▸ **WRITTEN INSTRUCTION**:
From the line containing "What data populates" to the end of the listing, write out every line exactly; leave out everything else.

[Part of a data file]

============

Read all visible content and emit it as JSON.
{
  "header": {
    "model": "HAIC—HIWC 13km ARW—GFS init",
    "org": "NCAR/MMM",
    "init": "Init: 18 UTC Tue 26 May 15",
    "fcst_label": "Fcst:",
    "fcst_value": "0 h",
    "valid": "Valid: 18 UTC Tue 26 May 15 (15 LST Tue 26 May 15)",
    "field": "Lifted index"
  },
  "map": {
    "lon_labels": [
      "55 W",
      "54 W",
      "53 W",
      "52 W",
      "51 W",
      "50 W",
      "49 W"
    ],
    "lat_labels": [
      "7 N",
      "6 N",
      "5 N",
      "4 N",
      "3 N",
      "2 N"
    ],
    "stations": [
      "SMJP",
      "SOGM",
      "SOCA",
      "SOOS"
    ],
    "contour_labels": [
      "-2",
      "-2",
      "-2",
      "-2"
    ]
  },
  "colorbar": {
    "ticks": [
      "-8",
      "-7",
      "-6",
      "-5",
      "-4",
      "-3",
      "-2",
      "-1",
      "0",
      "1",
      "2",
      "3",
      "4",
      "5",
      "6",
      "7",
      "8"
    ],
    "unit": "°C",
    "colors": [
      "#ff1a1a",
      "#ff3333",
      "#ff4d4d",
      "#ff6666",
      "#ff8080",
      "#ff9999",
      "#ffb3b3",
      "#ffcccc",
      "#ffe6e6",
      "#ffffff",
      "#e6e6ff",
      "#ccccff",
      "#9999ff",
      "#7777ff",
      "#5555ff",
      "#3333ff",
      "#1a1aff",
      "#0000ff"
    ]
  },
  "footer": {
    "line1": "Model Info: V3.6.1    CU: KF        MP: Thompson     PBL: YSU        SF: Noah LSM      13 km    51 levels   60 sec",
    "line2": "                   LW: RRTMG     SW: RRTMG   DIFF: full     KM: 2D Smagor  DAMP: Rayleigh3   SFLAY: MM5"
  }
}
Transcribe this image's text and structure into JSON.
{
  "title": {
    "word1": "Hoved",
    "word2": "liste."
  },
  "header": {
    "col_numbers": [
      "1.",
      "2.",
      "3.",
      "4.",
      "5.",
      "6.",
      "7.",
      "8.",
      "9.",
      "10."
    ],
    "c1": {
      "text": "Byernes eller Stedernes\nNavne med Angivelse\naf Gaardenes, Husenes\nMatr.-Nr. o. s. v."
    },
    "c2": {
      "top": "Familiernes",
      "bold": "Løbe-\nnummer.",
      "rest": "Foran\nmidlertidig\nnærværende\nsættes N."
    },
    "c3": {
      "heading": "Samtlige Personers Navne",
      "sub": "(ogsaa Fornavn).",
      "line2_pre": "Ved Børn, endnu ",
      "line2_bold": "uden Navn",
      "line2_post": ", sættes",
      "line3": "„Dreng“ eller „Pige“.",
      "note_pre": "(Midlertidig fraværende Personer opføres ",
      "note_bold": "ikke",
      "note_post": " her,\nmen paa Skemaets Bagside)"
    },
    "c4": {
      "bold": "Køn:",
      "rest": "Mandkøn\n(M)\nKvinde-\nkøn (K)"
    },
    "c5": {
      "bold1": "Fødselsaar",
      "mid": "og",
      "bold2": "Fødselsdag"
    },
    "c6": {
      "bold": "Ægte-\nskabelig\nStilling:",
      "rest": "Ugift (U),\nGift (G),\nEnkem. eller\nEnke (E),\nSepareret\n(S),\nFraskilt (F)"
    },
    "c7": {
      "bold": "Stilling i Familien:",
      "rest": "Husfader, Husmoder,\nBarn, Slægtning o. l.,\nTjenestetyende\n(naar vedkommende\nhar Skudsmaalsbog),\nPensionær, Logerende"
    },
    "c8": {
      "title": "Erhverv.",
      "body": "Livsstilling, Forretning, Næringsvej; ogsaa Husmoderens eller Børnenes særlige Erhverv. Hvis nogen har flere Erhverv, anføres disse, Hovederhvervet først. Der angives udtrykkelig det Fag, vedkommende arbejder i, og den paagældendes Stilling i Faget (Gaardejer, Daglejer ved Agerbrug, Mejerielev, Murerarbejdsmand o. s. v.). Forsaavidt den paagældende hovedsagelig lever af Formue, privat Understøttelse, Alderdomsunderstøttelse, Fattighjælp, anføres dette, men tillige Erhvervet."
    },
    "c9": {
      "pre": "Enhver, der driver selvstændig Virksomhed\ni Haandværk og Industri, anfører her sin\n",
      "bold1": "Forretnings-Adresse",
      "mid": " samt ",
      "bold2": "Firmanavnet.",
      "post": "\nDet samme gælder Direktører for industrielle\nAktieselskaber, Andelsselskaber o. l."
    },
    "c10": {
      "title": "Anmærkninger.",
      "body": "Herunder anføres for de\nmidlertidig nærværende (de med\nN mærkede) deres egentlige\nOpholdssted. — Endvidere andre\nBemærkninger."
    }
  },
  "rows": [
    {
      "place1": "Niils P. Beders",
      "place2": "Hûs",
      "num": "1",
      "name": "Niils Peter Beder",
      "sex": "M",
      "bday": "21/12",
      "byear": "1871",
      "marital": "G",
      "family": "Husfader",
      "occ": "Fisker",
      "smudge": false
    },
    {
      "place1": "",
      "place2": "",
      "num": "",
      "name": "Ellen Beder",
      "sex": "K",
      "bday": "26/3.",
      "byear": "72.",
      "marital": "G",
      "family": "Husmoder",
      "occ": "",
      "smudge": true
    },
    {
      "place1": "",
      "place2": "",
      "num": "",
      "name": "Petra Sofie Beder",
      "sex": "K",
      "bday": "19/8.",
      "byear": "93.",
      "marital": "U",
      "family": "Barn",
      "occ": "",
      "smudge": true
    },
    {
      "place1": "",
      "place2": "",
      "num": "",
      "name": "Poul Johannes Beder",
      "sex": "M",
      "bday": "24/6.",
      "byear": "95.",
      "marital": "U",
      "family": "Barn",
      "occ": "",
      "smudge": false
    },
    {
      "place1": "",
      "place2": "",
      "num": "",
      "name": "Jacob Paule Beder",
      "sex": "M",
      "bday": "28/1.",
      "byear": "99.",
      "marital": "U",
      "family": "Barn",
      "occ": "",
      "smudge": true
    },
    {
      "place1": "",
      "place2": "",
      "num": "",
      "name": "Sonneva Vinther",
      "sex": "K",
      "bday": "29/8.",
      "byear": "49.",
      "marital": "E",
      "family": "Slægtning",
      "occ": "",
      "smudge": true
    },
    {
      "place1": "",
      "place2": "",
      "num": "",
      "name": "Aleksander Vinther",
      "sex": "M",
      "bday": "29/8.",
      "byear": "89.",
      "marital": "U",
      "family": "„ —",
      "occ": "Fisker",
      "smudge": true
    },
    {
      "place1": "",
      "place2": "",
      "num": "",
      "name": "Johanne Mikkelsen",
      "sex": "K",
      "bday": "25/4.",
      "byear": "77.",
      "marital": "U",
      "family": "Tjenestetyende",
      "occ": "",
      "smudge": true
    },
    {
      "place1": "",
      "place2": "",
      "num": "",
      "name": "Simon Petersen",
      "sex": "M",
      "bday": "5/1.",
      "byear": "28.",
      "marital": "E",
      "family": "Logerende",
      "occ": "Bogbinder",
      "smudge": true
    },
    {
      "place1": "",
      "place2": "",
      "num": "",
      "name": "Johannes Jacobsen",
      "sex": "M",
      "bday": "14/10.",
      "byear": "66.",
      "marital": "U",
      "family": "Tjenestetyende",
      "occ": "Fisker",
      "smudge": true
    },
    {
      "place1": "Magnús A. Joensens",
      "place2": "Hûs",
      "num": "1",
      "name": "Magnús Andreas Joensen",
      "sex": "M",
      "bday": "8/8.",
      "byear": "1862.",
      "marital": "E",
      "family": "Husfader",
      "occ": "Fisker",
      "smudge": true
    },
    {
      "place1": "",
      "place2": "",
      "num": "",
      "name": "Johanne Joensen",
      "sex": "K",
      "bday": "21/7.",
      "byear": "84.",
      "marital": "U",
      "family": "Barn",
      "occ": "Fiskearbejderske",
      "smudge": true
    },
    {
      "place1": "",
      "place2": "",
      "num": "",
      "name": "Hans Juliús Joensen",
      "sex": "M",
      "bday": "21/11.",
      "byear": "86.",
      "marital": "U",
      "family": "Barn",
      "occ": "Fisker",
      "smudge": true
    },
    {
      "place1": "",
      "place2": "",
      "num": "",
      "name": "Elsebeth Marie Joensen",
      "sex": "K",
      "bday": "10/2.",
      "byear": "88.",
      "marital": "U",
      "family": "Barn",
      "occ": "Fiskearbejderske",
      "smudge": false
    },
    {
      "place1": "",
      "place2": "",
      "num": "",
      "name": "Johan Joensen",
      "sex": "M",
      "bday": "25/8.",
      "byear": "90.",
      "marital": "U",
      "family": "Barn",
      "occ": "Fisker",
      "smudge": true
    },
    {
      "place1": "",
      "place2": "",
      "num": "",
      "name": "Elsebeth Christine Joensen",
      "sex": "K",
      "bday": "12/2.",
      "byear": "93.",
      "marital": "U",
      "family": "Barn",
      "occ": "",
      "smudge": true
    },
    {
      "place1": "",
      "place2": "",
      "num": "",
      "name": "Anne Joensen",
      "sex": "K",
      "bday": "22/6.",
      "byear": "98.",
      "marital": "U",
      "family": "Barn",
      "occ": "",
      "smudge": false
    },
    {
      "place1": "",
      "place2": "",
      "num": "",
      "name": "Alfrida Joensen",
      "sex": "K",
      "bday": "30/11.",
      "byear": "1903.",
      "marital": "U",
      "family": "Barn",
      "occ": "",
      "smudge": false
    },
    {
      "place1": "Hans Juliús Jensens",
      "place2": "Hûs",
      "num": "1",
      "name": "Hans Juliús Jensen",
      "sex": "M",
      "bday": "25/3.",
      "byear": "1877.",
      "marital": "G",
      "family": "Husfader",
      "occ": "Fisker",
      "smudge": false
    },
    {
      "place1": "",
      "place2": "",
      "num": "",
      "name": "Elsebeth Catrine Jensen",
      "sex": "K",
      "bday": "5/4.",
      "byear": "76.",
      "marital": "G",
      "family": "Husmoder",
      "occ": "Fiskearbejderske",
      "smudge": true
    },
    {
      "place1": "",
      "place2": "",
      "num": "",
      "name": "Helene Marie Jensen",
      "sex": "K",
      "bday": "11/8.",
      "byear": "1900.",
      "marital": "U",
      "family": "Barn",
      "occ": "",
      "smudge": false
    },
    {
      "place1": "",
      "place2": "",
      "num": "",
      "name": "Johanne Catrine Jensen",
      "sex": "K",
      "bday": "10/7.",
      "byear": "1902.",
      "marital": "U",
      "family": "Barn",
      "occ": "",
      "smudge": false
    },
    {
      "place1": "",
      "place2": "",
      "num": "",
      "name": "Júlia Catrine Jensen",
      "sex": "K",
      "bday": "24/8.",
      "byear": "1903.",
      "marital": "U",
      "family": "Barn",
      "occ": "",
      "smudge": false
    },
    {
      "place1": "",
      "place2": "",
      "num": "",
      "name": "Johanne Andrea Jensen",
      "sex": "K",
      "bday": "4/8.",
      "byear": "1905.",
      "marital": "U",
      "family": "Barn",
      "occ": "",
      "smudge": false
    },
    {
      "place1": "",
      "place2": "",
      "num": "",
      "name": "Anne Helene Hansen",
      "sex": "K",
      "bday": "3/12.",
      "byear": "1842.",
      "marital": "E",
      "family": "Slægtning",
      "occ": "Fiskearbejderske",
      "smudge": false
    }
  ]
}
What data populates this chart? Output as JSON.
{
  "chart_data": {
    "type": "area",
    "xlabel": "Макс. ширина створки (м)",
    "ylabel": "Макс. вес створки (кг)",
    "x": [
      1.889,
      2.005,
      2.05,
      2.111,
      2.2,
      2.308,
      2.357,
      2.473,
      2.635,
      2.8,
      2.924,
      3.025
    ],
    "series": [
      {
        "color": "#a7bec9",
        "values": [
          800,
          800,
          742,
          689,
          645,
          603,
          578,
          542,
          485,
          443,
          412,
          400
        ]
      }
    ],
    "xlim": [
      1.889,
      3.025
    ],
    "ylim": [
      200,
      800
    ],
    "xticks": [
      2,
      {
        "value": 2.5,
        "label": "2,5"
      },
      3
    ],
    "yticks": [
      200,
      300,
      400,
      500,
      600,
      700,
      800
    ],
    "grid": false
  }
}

============

▸ **TASK ANSWER**:
What data populates this chart? Output as JSON.
{
  "chart_data": {
    "type": "area",
    "xlabel": "Макс. ширина створки (м)",
    "ylabel": "Макс. вес створки (кг)",
    "x": [
      1.889,
      2.005,
      2.05,
      2.111,
      2.2,
      2.308,
      2.357,
      2.473,
      2.635,
      2.8,
      2.924,
      3.025
    ],
    "series": [
      {
        "color": "#a7bec9",
        "values": [
          800,
          800,
          742,
          689,
          645,
          603,
          578,
          542,
          485,
          443,
          412,
          400
        ]
      }
    ],
    "xlim": [
      1.889,
      3.025
    ],
    "ylim": [
      200,
      800
    ],
    "xticks": [
      2,
      {
        "value": 2.5,
        "label": "2,5"
      },
      3
    ],
    "yticks": [
      200,
      300,
      400,
      500,
      600,
      700,
      800
    ],
    "grid": false
  }
}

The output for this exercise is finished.